-- start Given records --

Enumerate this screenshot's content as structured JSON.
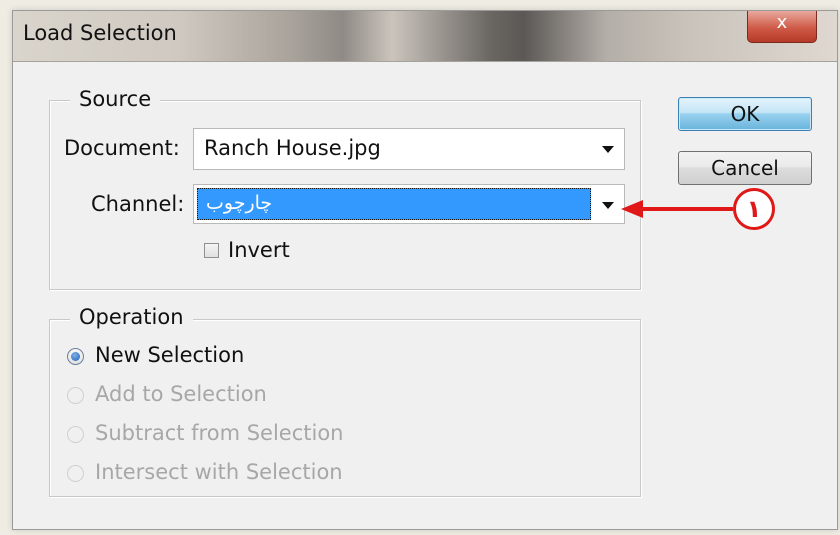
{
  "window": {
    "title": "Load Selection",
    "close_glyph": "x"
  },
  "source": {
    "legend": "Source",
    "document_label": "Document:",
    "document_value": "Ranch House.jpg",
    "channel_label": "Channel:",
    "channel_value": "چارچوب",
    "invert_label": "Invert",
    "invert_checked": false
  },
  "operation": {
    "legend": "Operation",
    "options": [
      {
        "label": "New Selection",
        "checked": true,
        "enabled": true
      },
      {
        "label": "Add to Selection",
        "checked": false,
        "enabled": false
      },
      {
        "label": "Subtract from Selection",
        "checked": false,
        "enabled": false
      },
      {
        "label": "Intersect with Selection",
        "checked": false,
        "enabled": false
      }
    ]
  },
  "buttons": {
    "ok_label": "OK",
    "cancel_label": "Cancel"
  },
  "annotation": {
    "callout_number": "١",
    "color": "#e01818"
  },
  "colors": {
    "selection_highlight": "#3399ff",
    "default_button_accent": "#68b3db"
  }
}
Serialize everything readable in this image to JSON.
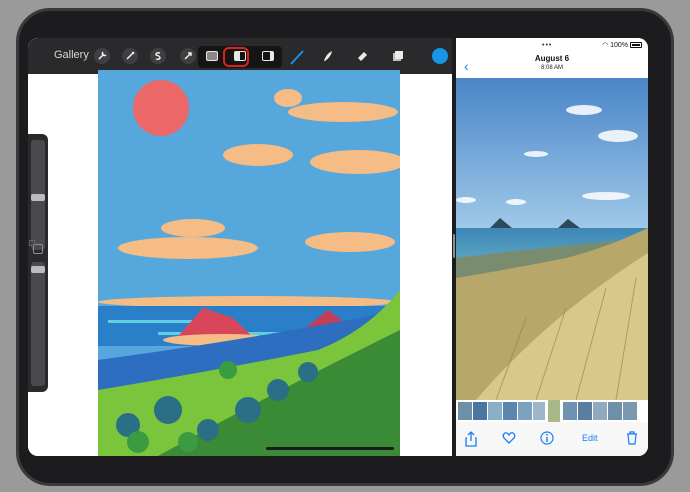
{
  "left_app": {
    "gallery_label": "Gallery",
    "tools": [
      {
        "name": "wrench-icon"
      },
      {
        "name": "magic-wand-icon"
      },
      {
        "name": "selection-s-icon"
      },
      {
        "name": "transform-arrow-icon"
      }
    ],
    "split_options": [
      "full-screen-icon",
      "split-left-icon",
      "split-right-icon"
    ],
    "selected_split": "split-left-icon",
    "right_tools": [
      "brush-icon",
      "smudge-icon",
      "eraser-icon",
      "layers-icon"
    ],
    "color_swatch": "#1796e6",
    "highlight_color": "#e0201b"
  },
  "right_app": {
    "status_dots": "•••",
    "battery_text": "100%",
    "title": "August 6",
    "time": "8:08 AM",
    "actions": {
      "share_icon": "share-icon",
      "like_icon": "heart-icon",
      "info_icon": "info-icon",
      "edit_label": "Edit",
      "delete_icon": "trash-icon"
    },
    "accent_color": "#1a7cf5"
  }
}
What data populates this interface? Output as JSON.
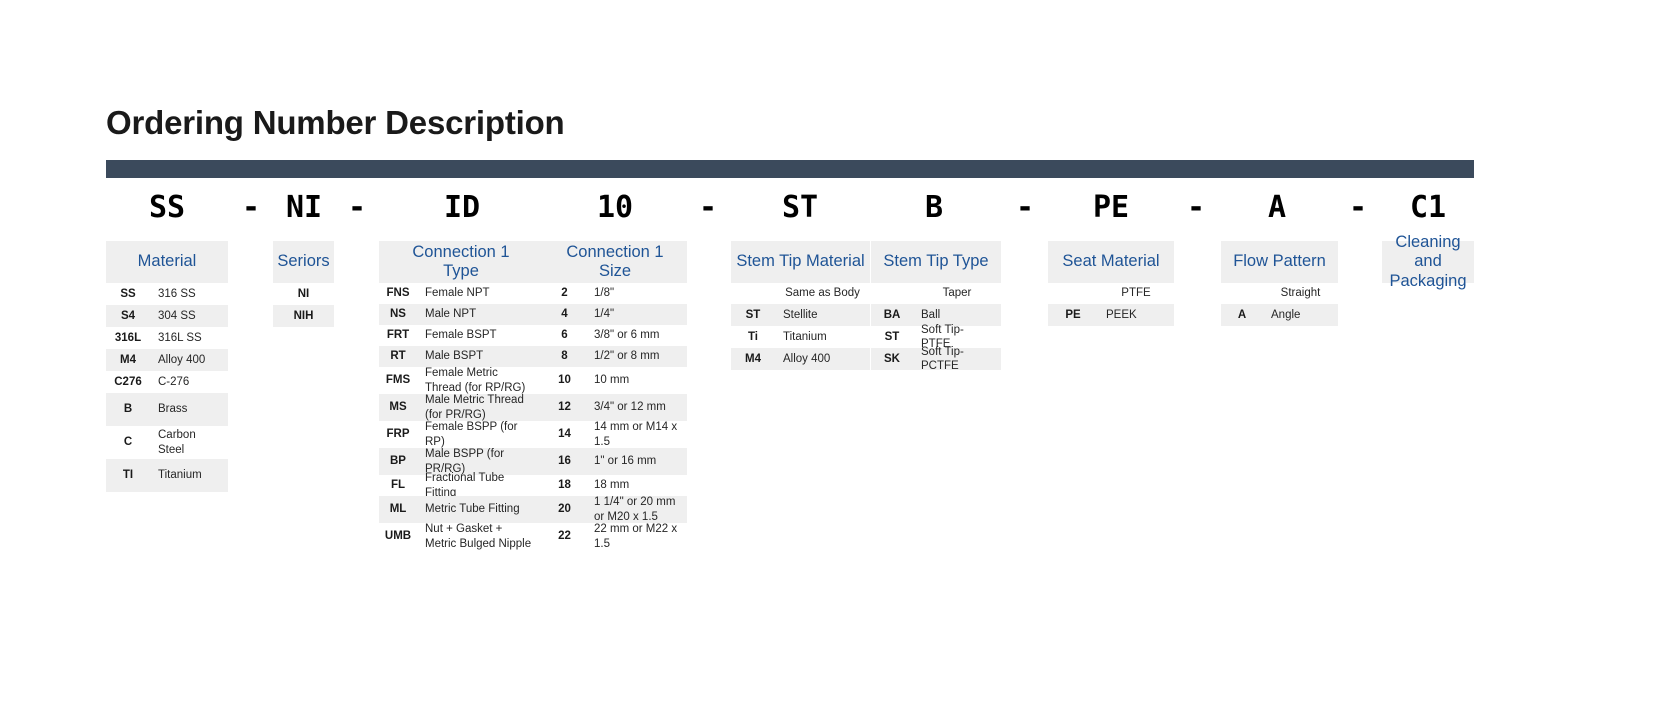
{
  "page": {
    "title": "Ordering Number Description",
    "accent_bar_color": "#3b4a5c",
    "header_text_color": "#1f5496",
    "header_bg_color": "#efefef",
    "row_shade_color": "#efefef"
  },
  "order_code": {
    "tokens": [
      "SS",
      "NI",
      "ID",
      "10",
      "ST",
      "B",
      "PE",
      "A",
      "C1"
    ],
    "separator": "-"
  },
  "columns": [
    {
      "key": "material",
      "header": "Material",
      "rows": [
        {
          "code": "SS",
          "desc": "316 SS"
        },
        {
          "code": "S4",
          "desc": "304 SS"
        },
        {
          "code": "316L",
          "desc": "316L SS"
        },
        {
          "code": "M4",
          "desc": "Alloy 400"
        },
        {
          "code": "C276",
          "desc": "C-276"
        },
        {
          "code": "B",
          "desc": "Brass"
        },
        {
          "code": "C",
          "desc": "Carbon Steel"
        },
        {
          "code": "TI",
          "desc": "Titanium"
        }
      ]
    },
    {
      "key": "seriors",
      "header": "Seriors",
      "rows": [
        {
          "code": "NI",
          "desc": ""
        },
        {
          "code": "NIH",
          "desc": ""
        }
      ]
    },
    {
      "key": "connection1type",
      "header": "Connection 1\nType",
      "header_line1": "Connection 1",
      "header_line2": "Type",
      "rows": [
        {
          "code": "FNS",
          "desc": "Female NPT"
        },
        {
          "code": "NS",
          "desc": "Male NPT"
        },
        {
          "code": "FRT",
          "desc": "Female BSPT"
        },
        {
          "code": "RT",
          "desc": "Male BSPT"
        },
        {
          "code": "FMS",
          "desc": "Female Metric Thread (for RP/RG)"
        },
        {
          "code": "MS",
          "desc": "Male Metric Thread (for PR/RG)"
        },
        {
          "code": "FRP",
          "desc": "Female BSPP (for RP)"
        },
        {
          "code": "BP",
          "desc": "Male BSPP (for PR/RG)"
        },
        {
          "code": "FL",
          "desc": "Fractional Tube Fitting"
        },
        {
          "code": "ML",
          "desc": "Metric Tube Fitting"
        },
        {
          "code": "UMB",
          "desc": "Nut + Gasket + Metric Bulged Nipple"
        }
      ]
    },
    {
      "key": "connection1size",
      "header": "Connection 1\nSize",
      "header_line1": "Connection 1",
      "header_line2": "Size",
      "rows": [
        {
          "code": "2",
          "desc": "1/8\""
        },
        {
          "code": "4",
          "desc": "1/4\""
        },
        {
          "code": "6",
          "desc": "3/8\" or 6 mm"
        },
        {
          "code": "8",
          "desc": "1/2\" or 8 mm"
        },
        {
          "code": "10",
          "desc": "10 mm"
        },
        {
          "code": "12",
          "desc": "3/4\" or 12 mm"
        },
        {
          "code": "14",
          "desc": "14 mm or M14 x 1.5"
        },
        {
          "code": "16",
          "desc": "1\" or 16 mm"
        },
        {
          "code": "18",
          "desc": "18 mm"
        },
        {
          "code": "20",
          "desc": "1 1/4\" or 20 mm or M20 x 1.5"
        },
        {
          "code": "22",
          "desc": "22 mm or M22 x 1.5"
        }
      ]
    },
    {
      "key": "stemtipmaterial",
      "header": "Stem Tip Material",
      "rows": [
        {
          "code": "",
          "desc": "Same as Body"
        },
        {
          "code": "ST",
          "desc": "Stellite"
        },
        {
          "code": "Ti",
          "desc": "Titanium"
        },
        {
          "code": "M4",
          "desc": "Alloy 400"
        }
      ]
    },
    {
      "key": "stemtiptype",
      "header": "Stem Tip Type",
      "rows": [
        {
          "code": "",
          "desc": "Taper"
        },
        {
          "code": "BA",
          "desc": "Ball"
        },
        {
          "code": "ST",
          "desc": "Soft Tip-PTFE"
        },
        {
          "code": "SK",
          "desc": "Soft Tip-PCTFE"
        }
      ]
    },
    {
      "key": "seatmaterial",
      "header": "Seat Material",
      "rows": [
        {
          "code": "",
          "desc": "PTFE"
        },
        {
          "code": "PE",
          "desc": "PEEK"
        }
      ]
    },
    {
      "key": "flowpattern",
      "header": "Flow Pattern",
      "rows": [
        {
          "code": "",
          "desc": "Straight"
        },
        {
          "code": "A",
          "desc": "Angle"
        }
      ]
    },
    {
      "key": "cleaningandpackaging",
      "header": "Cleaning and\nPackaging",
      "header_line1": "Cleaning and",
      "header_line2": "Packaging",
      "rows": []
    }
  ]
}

-- end Given records --

— Work instructions —
Reproduce each line exactly as it appears, omitting the pictures.

— Answer —
Enumerate this screenshot's content as structured JSON.
{
  "window": {
    "title": "Load Selection",
    "close_glyph": "x"
  },
  "source": {
    "legend": "Source",
    "document_label": "Document:",
    "document_value": "Ranch House.jpg",
    "channel_label": "Channel:",
    "channel_value": "چارچوب",
    "invert_label": "Invert",
    "invert_checked": false
  },
  "operation": {
    "legend": "Operation",
    "options": [
      {
        "label": "New Selection",
        "checked": true,
        "enabled": true
      },
      {
        "label": "Add to Selection",
        "checked": false,
        "enabled": false
      },
      {
        "label": "Subtract from Selection",
        "checked": false,
        "enabled": false
      },
      {
        "label": "Intersect with Selection",
        "checked": false,
        "enabled": false
      }
    ]
  },
  "buttons": {
    "ok_label": "OK",
    "cancel_label": "Cancel"
  },
  "annotation": {
    "callout_number": "١",
    "color": "#e01818"
  },
  "colors": {
    "selection_highlight": "#3399ff",
    "default_button_accent": "#68b3db"
  }
}
Serialize everything readable in this image to JSON.
{
  "left_app": {
    "gallery_label": "Gallery",
    "tools": [
      {
        "name": "wrench-icon"
      },
      {
        "name": "magic-wand-icon"
      },
      {
        "name": "selection-s-icon"
      },
      {
        "name": "transform-arrow-icon"
      }
    ],
    "split_options": [
      "full-screen-icon",
      "split-left-icon",
      "split-right-icon"
    ],
    "selected_split": "split-left-icon",
    "right_tools": [
      "brush-icon",
      "smudge-icon",
      "eraser-icon",
      "layers-icon"
    ],
    "color_swatch": "#1796e6",
    "highlight_color": "#e0201b"
  },
  "right_app": {
    "status_dots": "•••",
    "battery_text": "100%",
    "title": "August 6",
    "time": "8:08 AM",
    "actions": {
      "share_icon": "share-icon",
      "like_icon": "heart-icon",
      "info_icon": "info-icon",
      "edit_label": "Edit",
      "delete_icon": "trash-icon"
    },
    "accent_color": "#1a7cf5"
  }
}
What data populates this interface? Output as JSON.
{
  "page": {
    "title": "Ordering Number Description",
    "accent_bar_color": "#3b4a5c",
    "header_text_color": "#1f5496",
    "header_bg_color": "#efefef",
    "row_shade_color": "#efefef"
  },
  "order_code": {
    "tokens": [
      "SS",
      "NI",
      "ID",
      "10",
      "ST",
      "B",
      "PE",
      "A",
      "C1"
    ],
    "separator": "-"
  },
  "columns": [
    {
      "key": "material",
      "header": "Material",
      "rows": [
        {
          "code": "SS",
          "desc": "316 SS"
        },
        {
          "code": "S4",
          "desc": "304 SS"
        },
        {
          "code": "316L",
          "desc": "316L SS"
        },
        {
          "code": "M4",
          "desc": "Alloy 400"
        },
        {
          "code": "C276",
          "desc": "C-276"
        },
        {
          "code": "B",
          "desc": "Brass"
        },
        {
          "code": "C",
          "desc": "Carbon Steel"
        },
        {
          "code": "TI",
          "desc": "Titanium"
        }
      ]
    },
    {
      "key": "seriors",
      "header": "Seriors",
      "rows": [
        {
          "code": "NI",
          "desc": ""
        },
        {
          "code": "NIH",
          "desc": ""
        }
      ]
    },
    {
      "key": "connection1type",
      "header": "Connection 1\nType",
      "header_line1": "Connection 1",
      "header_line2": "Type",
      "rows": [
        {
          "code": "FNS",
          "desc": "Female NPT"
        },
        {
          "code": "NS",
          "desc": "Male NPT"
        },
        {
          "code": "FRT",
          "desc": "Female BSPT"
        },
        {
          "code": "RT",
          "desc": "Male BSPT"
        },
        {
          "code": "FMS",
          "desc": "Female Metric Thread (for RP/RG)"
        },
        {
          "code": "MS",
          "desc": "Male Metric Thread (for PR/RG)"
        },
        {
          "code": "FRP",
          "desc": "Female BSPP (for RP)"
        },
        {
          "code": "BP",
          "desc": "Male BSPP (for PR/RG)"
        },
        {
          "code": "FL",
          "desc": "Fractional Tube Fitting"
        },
        {
          "code": "ML",
          "desc": "Metric Tube Fitting"
        },
        {
          "code": "UMB",
          "desc": "Nut + Gasket + Metric Bulged Nipple"
        }
      ]
    },
    {
      "key": "connection1size",
      "header": "Connection 1\nSize",
      "header_line1": "Connection 1",
      "header_line2": "Size",
      "rows": [
        {
          "code": "2",
          "desc": "1/8\""
        },
        {
          "code": "4",
          "desc": "1/4\""
        },
        {
          "code": "6",
          "desc": "3/8\" or 6 mm"
        },
        {
          "code": "8",
          "desc": "1/2\" or 8 mm"
        },
        {
          "code": "10",
          "desc": "10 mm"
        },
        {
          "code": "12",
          "desc": "3/4\" or 12 mm"
        },
        {
          "code": "14",
          "desc": "14 mm or M14 x 1.5"
        },
        {
          "code": "16",
          "desc": "1\" or 16 mm"
        },
        {
          "code": "18",
          "desc": "18 mm"
        },
        {
          "code": "20",
          "desc": "1 1/4\" or 20 mm or M20 x 1.5"
        },
        {
          "code": "22",
          "desc": "22 mm or M22 x 1.5"
        }
      ]
    },
    {
      "key": "stemtipmaterial",
      "header": "Stem Tip Material",
      "rows": [
        {
          "code": "",
          "desc": "Same as Body"
        },
        {
          "code": "ST",
          "desc": "Stellite"
        },
        {
          "code": "Ti",
          "desc": "Titanium"
        },
        {
          "code": "M4",
          "desc": "Alloy 400"
        }
      ]
    },
    {
      "key": "stemtiptype",
      "header": "Stem Tip Type",
      "rows": [
        {
          "code": "",
          "desc": "Taper"
        },
        {
          "code": "BA",
          "desc": "Ball"
        },
        {
          "code": "ST",
          "desc": "Soft Tip-PTFE"
        },
        {
          "code": "SK",
          "desc": "Soft Tip-PCTFE"
        }
      ]
    },
    {
      "key": "seatmaterial",
      "header": "Seat Material",
      "rows": [
        {
          "code": "",
          "desc": "PTFE"
        },
        {
          "code": "PE",
          "desc": "PEEK"
        }
      ]
    },
    {
      "key": "flowpattern",
      "header": "Flow Pattern",
      "rows": [
        {
          "code": "",
          "desc": "Straight"
        },
        {
          "code": "A",
          "desc": "Angle"
        }
      ]
    },
    {
      "key": "cleaningandpackaging",
      "header": "Cleaning and\nPackaging",
      "header_line1": "Cleaning and",
      "header_line2": "Packaging",
      "rows": []
    }
  ]
}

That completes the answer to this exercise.